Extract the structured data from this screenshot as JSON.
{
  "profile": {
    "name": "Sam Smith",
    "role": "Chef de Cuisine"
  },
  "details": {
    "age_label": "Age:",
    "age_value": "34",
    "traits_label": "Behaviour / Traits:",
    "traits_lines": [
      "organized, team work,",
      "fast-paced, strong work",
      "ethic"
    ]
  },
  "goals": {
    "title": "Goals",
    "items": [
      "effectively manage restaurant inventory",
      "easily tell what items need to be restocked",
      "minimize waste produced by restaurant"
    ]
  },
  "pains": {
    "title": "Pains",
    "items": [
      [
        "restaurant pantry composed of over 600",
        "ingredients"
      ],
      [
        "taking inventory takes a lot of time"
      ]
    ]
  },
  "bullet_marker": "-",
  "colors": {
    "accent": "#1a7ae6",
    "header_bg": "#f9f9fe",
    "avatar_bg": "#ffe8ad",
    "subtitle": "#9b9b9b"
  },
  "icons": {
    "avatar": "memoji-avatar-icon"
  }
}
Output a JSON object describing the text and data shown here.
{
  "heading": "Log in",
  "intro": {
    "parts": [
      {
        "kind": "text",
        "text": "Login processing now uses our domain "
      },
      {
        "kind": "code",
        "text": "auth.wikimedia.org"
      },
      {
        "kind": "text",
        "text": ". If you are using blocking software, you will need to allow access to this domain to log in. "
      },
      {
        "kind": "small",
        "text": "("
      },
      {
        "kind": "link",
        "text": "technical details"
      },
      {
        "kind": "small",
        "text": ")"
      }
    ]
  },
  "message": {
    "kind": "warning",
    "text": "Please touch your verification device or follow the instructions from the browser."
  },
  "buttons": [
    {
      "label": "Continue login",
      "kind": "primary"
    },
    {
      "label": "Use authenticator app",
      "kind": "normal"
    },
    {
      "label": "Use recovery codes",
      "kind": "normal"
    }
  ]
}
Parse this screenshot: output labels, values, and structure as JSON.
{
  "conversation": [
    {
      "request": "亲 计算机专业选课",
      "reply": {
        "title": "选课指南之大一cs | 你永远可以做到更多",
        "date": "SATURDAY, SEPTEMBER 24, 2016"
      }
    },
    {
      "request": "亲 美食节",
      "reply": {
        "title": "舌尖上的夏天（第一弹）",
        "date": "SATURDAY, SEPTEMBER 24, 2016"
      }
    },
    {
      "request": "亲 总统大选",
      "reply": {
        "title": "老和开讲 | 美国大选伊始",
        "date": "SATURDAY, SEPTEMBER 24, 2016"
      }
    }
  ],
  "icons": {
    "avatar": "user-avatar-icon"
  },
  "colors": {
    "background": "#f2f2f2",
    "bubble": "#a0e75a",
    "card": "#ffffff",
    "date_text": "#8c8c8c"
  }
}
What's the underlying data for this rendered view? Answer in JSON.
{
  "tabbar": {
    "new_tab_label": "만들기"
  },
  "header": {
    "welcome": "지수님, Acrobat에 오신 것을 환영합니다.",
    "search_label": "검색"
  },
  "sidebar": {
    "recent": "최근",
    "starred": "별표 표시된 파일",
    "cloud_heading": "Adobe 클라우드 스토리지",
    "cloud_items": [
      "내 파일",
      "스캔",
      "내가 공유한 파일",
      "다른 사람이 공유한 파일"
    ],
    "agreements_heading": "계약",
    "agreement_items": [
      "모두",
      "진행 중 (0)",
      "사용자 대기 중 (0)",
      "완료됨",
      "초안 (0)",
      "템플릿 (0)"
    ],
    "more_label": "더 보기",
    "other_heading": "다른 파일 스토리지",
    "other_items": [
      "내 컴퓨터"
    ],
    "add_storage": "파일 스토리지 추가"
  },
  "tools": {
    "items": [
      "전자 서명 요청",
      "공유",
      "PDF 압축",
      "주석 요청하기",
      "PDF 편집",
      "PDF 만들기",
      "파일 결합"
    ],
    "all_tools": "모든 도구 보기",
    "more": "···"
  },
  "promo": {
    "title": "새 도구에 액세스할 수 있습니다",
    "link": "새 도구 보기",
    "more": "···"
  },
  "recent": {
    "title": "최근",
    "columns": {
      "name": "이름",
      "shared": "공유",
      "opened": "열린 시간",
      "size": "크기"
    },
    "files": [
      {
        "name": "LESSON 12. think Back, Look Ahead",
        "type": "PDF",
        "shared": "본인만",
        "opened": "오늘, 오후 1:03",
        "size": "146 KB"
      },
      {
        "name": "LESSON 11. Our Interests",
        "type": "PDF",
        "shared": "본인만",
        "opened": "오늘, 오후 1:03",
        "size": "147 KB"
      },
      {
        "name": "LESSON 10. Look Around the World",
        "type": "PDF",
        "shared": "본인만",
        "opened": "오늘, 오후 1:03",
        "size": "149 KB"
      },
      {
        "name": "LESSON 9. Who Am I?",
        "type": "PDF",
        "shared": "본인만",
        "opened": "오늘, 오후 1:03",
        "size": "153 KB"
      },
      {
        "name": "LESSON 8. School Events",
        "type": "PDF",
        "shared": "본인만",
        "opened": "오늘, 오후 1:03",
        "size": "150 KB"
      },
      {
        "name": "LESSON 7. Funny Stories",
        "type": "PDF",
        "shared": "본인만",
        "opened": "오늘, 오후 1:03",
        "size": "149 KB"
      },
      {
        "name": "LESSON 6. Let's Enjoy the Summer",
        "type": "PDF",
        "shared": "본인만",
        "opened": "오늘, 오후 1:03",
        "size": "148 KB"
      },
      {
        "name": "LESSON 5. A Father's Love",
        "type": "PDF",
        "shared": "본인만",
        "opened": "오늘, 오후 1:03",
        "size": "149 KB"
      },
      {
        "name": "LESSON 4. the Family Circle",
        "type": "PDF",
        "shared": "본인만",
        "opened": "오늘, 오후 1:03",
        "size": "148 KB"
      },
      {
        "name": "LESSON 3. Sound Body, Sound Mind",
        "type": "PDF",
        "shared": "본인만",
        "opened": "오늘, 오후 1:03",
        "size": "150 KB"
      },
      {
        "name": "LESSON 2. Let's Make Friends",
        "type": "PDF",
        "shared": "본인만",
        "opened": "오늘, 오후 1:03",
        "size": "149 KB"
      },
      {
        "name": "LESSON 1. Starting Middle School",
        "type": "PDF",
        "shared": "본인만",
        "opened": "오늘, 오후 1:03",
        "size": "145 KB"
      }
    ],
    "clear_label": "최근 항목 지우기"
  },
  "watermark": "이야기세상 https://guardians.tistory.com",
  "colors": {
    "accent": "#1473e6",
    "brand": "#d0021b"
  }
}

##########

> _DIRECTION_
Check each line above for "data" and return the ones that have it.

> _ANSWER BELOW_
Extract the structured data from this screenshot as JSON.
Output a JSON object describing the text and data shown here.
What's the underlying data for this rendered view? Answer in JSON.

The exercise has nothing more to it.